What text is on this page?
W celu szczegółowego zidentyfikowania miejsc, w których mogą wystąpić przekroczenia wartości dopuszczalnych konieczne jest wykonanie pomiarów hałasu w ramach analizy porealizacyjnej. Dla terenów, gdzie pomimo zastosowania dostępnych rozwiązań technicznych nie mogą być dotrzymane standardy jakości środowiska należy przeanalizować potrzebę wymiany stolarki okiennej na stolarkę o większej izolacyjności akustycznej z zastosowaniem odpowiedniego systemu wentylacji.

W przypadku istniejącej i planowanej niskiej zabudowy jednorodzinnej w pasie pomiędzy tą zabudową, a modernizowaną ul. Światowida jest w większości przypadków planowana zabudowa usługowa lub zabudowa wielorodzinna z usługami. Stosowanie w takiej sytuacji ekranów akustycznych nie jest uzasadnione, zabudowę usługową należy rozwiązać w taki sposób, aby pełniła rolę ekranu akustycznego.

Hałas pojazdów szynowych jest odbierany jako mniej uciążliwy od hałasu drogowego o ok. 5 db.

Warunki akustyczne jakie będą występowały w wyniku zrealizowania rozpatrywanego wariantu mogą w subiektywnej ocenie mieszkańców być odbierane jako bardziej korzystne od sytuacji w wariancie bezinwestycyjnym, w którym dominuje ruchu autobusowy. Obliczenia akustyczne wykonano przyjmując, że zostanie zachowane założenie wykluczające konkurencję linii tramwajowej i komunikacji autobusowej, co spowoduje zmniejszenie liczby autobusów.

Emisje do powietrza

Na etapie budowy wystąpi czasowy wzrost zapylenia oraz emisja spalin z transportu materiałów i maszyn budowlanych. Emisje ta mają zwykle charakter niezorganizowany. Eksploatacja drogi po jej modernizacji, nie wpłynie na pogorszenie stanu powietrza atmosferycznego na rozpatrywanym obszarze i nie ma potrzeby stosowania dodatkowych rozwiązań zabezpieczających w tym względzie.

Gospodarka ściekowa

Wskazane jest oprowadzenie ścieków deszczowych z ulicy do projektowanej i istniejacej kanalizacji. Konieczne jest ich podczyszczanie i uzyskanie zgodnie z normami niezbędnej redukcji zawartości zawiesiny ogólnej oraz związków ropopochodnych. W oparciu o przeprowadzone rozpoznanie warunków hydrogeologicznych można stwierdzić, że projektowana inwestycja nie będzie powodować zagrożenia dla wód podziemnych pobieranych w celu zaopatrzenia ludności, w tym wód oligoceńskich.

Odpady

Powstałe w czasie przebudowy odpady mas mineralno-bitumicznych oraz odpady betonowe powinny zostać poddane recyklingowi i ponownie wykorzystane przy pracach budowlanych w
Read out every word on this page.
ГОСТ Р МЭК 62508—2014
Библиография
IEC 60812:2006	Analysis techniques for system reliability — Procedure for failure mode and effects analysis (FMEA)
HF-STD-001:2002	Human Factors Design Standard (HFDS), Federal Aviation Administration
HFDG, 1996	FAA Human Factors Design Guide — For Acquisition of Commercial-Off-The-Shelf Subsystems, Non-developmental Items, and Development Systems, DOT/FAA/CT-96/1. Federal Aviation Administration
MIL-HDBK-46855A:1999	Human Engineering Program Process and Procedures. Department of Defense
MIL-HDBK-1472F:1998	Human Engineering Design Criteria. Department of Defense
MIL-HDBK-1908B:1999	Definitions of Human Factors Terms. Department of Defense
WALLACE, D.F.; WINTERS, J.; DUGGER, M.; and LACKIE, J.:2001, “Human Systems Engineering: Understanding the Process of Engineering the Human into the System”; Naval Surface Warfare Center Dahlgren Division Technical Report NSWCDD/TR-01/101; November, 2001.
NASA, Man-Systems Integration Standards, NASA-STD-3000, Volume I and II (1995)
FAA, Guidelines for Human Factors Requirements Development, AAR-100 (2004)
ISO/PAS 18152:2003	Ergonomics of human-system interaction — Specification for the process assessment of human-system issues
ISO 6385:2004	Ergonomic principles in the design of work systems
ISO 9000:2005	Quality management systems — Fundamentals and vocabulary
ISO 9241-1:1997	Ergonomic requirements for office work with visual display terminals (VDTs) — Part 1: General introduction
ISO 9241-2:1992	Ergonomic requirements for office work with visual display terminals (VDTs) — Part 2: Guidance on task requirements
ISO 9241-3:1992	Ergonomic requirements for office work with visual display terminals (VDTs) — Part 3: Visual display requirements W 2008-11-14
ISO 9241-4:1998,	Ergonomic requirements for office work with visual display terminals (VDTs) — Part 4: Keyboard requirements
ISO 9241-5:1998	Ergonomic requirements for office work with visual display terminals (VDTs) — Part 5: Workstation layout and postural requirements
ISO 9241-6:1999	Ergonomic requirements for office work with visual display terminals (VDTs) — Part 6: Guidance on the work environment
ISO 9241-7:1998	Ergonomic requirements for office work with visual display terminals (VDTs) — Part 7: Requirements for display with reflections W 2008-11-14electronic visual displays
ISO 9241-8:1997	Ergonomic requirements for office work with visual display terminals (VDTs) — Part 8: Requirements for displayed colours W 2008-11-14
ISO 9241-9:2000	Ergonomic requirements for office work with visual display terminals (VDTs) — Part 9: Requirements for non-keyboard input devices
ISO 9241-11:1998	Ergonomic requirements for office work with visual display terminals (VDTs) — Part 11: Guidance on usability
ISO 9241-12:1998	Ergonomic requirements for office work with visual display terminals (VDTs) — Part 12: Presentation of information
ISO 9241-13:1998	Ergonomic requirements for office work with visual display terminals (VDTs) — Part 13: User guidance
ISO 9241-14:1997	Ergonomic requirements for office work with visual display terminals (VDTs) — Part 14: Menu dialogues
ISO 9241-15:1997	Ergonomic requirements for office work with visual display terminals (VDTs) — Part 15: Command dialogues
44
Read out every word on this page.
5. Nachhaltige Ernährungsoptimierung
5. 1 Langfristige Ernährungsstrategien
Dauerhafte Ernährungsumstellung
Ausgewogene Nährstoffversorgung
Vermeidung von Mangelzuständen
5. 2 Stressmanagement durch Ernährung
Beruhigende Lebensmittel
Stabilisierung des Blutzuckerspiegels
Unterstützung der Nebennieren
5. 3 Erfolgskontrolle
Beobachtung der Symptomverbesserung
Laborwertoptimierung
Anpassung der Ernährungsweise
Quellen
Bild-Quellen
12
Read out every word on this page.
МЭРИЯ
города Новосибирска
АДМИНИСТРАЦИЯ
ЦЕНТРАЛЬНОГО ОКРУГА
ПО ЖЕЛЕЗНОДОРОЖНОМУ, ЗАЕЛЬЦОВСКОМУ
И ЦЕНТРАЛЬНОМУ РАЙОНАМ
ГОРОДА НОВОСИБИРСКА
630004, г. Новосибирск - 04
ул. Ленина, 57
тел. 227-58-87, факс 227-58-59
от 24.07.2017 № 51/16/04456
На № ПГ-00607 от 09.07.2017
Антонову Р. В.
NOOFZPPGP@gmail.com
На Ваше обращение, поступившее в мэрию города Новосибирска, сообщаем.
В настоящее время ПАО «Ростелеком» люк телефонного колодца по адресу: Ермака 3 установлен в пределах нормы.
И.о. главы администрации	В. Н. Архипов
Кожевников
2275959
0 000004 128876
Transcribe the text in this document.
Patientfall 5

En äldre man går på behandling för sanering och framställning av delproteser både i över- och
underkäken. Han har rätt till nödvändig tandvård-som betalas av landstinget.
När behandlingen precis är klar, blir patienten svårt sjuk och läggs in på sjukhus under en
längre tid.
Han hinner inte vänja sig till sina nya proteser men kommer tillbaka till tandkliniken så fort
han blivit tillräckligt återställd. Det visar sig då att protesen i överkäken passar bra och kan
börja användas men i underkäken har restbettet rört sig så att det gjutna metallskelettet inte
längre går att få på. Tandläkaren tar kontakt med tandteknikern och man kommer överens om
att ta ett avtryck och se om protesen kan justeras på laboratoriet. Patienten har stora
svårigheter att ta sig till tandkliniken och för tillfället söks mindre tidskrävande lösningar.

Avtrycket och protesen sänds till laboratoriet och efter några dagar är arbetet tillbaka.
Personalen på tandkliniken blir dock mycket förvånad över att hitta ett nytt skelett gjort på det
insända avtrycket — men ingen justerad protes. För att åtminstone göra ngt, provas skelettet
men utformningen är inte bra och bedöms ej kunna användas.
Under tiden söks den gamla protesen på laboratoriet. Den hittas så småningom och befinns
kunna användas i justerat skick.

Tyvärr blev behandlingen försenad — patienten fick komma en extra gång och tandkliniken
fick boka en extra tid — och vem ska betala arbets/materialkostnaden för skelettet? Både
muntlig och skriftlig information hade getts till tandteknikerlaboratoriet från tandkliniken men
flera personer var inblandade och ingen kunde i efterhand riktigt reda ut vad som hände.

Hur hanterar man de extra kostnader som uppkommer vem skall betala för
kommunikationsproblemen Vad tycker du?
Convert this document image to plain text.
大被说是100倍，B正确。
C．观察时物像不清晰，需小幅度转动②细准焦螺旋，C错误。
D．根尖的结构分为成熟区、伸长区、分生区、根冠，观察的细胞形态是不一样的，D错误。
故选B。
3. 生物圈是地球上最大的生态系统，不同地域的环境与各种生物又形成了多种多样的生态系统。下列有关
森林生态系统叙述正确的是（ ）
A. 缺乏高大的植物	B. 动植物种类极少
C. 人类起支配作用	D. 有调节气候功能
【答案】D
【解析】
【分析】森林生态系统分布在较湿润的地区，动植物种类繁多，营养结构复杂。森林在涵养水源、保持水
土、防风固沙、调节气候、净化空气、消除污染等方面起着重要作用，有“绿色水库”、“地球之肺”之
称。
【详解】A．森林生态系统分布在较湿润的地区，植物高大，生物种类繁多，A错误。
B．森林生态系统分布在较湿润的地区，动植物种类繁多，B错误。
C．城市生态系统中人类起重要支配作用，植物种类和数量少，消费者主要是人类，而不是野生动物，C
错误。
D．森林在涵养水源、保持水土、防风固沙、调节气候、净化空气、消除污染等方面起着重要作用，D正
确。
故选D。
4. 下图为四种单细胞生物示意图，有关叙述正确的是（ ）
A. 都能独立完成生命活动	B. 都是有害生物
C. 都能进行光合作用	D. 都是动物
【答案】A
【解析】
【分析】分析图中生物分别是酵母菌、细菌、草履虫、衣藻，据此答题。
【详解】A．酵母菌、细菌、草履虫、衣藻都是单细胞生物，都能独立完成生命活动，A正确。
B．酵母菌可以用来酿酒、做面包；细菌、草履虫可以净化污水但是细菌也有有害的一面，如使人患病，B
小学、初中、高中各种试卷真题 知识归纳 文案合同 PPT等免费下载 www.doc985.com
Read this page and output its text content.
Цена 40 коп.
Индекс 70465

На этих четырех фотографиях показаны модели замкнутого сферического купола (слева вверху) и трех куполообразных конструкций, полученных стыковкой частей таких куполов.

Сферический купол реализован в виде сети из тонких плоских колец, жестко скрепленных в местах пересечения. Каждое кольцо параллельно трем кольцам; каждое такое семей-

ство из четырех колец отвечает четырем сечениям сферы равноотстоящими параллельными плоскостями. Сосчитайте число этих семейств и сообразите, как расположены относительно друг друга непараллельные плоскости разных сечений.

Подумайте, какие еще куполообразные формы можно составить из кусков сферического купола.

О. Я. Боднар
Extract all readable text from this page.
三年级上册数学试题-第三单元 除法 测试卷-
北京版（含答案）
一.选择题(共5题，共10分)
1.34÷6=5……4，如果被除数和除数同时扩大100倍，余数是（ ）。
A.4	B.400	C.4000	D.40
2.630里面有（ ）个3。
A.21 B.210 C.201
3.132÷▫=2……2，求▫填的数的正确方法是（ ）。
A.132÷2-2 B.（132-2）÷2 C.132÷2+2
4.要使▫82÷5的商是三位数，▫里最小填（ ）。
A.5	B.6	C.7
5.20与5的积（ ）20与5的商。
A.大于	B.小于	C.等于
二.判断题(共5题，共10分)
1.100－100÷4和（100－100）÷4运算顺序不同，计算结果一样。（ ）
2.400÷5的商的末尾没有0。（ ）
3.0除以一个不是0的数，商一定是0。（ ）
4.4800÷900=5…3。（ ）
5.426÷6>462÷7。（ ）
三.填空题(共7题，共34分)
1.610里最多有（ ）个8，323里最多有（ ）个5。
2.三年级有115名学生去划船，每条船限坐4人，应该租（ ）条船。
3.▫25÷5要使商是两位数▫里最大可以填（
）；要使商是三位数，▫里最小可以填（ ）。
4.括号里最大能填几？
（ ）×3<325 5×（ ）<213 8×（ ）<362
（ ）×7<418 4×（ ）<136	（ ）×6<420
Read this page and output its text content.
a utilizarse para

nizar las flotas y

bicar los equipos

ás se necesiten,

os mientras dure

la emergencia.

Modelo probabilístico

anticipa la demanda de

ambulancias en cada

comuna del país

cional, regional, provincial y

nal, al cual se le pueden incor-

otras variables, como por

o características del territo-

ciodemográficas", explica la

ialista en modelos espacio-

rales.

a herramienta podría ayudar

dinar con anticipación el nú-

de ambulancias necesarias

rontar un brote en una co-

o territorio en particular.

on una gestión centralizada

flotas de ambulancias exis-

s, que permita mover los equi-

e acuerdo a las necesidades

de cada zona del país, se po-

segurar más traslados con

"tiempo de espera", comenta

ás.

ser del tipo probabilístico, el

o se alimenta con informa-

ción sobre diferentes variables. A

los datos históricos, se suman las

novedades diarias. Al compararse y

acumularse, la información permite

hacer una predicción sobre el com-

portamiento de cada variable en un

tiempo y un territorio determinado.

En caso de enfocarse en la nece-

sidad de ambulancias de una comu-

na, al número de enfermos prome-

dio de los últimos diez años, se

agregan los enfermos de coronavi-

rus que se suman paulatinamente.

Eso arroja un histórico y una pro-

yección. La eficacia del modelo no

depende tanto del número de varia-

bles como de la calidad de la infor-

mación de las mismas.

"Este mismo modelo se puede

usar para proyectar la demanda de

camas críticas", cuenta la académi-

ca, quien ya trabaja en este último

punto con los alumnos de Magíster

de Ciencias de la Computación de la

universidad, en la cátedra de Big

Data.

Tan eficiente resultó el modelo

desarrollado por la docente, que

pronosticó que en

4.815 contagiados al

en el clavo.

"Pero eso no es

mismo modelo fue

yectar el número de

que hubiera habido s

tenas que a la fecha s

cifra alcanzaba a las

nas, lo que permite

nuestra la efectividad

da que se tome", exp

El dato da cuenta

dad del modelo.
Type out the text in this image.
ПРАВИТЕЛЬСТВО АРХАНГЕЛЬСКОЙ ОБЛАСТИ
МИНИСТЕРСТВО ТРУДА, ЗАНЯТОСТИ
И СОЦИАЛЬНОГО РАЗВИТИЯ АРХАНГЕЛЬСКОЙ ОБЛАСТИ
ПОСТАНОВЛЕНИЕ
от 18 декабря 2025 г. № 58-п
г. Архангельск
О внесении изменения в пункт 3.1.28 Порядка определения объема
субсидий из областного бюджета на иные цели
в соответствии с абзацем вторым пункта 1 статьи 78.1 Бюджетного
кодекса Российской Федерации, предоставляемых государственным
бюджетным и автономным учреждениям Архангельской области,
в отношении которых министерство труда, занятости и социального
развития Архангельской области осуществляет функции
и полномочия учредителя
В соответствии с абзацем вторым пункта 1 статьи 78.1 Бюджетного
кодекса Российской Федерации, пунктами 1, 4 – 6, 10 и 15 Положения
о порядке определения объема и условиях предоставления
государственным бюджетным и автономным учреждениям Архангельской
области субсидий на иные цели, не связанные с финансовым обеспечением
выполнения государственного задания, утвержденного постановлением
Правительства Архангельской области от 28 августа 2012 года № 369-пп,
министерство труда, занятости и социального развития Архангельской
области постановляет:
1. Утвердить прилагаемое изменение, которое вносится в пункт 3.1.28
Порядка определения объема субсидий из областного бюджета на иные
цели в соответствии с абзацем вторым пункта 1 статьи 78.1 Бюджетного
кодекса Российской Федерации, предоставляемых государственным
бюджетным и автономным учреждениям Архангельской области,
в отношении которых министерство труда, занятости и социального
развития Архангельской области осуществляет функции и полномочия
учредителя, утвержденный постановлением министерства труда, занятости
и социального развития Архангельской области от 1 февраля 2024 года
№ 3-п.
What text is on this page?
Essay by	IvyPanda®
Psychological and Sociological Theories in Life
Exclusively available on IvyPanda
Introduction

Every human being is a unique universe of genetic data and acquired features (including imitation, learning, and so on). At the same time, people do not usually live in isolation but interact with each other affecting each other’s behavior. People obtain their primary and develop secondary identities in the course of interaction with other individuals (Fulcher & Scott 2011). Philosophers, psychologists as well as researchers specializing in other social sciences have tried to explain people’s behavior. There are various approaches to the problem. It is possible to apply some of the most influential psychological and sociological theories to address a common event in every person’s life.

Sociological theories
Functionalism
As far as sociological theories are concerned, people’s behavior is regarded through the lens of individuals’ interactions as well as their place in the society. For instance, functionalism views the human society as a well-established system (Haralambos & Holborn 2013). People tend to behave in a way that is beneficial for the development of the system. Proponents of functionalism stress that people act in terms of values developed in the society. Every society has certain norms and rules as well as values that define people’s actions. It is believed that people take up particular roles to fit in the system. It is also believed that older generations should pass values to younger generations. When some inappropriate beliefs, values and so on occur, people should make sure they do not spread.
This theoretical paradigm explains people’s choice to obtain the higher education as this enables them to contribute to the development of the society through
———
GOAL OF THE EXERCISE:
Which lines of the data above contain "森林生态系统分布在较湿润的地区"? Copy each one.

FULL ANSWER:
【分析】森林生态系统分布在较湿润的地区，动植物种类繁多，营养结构复杂。森林在涵养水源、保持水
【详解】A．森林生态系统分布在较湿润的地区，植物高大，生物种类繁多，A错误。
B．森林生态系统分布在较湿润的地区，动植物种类繁多，B错误。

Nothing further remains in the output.